### WHAT IS EXPECTED:
Omit every picture and write out the rest of the records exactly.

### THE DATA:
◇ ◇ ◇ ◇ ◇
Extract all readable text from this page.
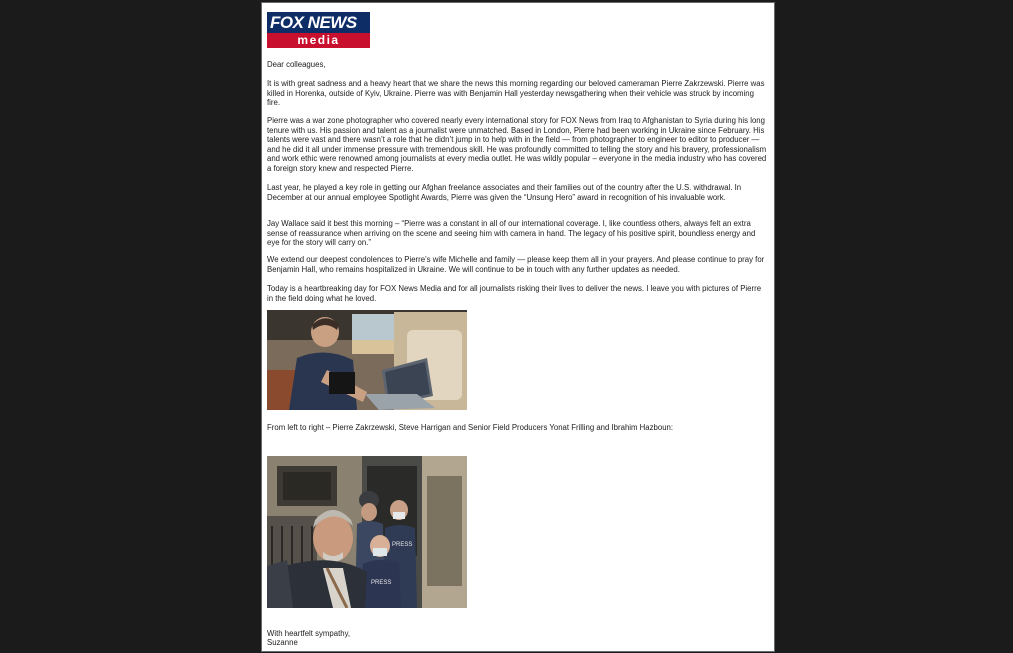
FOX NEWS
media

Dear colleagues,

It is with great sadness and a heavy heart that we share the news this morning regarding our beloved cameraman Pierre Zakrzewski. Pierre was killed in Horenka, outside of Kyiv, Ukraine. Pierre was with Benjamin Hall yesterday newsgathering when their vehicle was struck by incoming fire.

Pierre was a war zone photographer who covered nearly every international story for FOX News from Iraq to Afghanistan to Syria during his long tenure with us. His passion and talent as a journalist were unmatched. Based in London, Pierre had been working in Ukraine since February. His talents were vast and there wasn’t a role that he didn’t jump in to help with in the field — from photographer to engineer to editor to producer — and he did it all under immense pressure with tremendous skill. He was profoundly committed to telling the story and his bravery, professionalism and work ethic were renowned among journalists at every media outlet. He was wildly popular – everyone in the media industry who has covered a foreign story knew and respected Pierre.

Last year, he played a key role in getting our Afghan freelance associates and their families out of the country after the U.S. withdrawal. In December at our annual employee Spotlight Awards, Pierre was given the “Unsung Hero” award in recognition of his invaluable work.

Jay Wallace said it best this morning – “Pierre was a constant in all of our international coverage. I, like countless others, always felt an extra sense of reassurance when arriving on the scene and seeing him with camera in hand. The legacy of his positive spirit, boundless energy and eye for the story will carry on.”

We extend our deepest condolences to Pierre’s wife Michelle and family — please keep them all in your prayers. And please continue to pray for Benjamin Hall, who remains hospitalized in Ukraine. We will continue to be in touch with any further updates as needed.

Today is a heartbreaking day for FOX News Media and for all journalists risking their lives to deliver the news. I leave you with pictures of Pierre in the field doing what he loved.

From left to right – Pierre Zakrzewski, Steve Harrigan and Senior Field Producers Yonat Frilling and Ibrahim Hazboun:

PRESS
PRESS

With heartfelt sympathy,

Suzanne
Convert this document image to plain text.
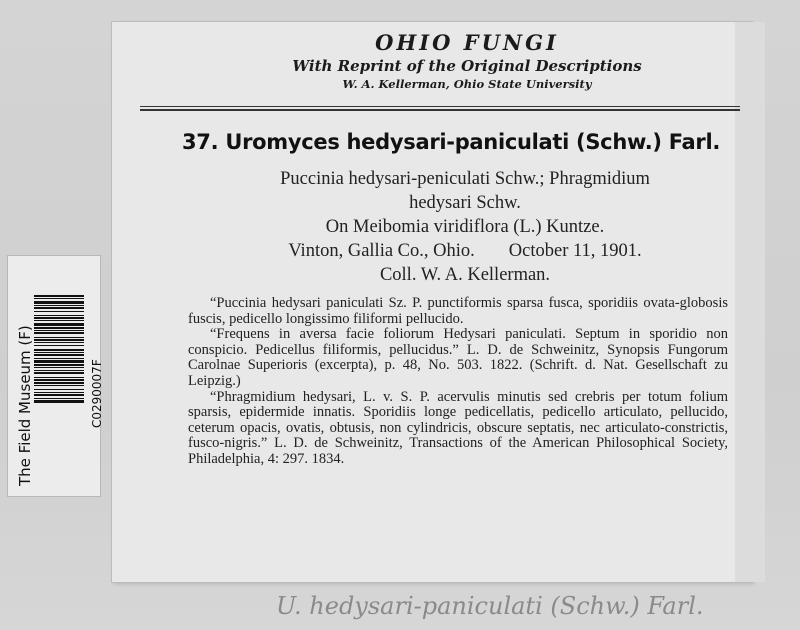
The Field Museum (F)	C0290007F
OHIO FUNGI
With Reprint of the Original Descriptions
W. A. Kellerman, Ohio State University
37. Uromyces hedysari-paniculati (Schw.) Farl.
Puccinia hedysari-peniculati Schw.; Phragmidium
hedysari Schw.
On Meibomia viridiflora (L.) Kuntze.
Vinton, Gallia Co., Ohio. October 11, 1901.
Coll. W. A. Kellerman.

“Puccinia hedysari paniculati Sz. P. punctiformis sparsa fusca, sporidiis ovata-globosis fuscis, pedicello longissimo filiformi pellucido.

“Frequens in aversa facie foliorum Hedysari paniculati. Septum in sporidio non conspicio. Pedicellus filiformis, pellucidus.” L. D. de Schweinitz, Synopsis Fungorum Carolnae Superioris (excerpta), p. 48, No. 503. 1822. (Schrift. d. Nat. Gesellschaft zu Leipzig.)

“Phragmidium hedysari, L. v. S. P. acervulis minutis sed crebris per totum folium sparsis, epidermide innatis. Sporidiis longe pedicellatis, pedicello articulato, pellucido, ceterum opacis, ovatis, obtusis, non cylindricis, obscure septatis, nec articulato-constrictis, fusco-nigris.” L. D. de Schweinitz, Transactions of the American Philosophical Society, Philadelphia, 4: 297. 1834.

U. hedysari-paniculati (Schw.) Farl.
◇ ◇ ◇ ◇ ◇
### RESPONSE FOR THIS EXERCISE:
Extract all readable text from this page.
FOX NEWS
media

Dear colleagues,

It is with great sadness and a heavy heart that we share the news this morning regarding our beloved cameraman Pierre Zakrzewski. Pierre was killed in Horenka, outside of Kyiv, Ukraine. Pierre was with Benjamin Hall yesterday newsgathering when their vehicle was struck by incoming fire.

Pierre was a war zone photographer who covered nearly every international story for FOX News from Iraq to Afghanistan to Syria during his long tenure with us. His passion and talent as a journalist were unmatched. Based in London, Pierre had been working in Ukraine since February. His talents were vast and there wasn’t a role that he didn’t jump in to help with in the field — from photographer to engineer to editor to producer — and he did it all under immense pressure with tremendous skill. He was profoundly committed to telling the story and his bravery, professionalism and work ethic were renowned among journalists at every media outlet. He was wildly popular – everyone in the media industry who has covered a foreign story knew and respected Pierre.

Last year, he played a key role in getting our Afghan freelance associates and their families out of the country after the U.S. withdrawal. In December at our annual employee Spotlight Awards, Pierre was given the “Unsung Hero” award in recognition of his invaluable work.

Jay Wallace said it best this morning – “Pierre was a constant in all of our international coverage. I, like countless others, always felt an extra sense of reassurance when arriving on the scene and seeing him with camera in hand. The legacy of his positive spirit, boundless energy and eye for the story will carry on.”

We extend our deepest condolences to Pierre’s wife Michelle and family — please keep them all in your prayers. And please continue to pray for Benjamin Hall, who remains hospitalized in Ukraine. We will continue to be in touch with any further updates as needed.

Today is a heartbreaking day for FOX News Media and for all journalists risking their lives to deliver the news. I leave you with pictures of Pierre in the field doing what he loved.

From left to right – Pierre Zakrzewski, Steve Harrigan and Senior Field Producers Yonat Frilling and Ibrahim Hazboun:

PRESS
PRESS

With heartfelt sympathy,

Suzanne
Convert this document image to plain text.
The Field Museum (F)	C0290007F
OHIO FUNGI
With Reprint of the Original Descriptions
W. A. Kellerman, Ohio State University
37. Uromyces hedysari-paniculati (Schw.) Farl.
Puccinia hedysari-peniculati Schw.; Phragmidium
hedysari Schw.
On Meibomia viridiflora (L.) Kuntze.
Vinton, Gallia Co., Ohio. October 11, 1901.
Coll. W. A. Kellerman.

“Puccinia hedysari paniculati Sz. P. punctiformis sparsa fusca, sporidiis ovata-globosis fuscis, pedicello longissimo filiformi pellucido.

“Frequens in aversa facie foliorum Hedysari paniculati. Septum in sporidio non conspicio. Pedicellus filiformis, pellucidus.” L. D. de Schweinitz, Synopsis Fungorum Carolnae Superioris (excerpta), p. 48, No. 503. 1822. (Schrift. d. Nat. Gesellschaft zu Leipzig.)

“Phragmidium hedysari, L. v. S. P. acervulis minutis sed crebris per totum folium sparsis, epidermide innatis. Sporidiis longe pedicellatis, pedicello articulato, pellucido, ceterum opacis, ovatis, obtusis, non cylindricis, obscure septatis, nec articulato-constrictis, fusco-nigris.” L. D. de Schweinitz, Transactions of the American Philosophical Society, Philadelphia, 4: 297. 1834.

U. hedysari-paniculati (Schw.) Farl.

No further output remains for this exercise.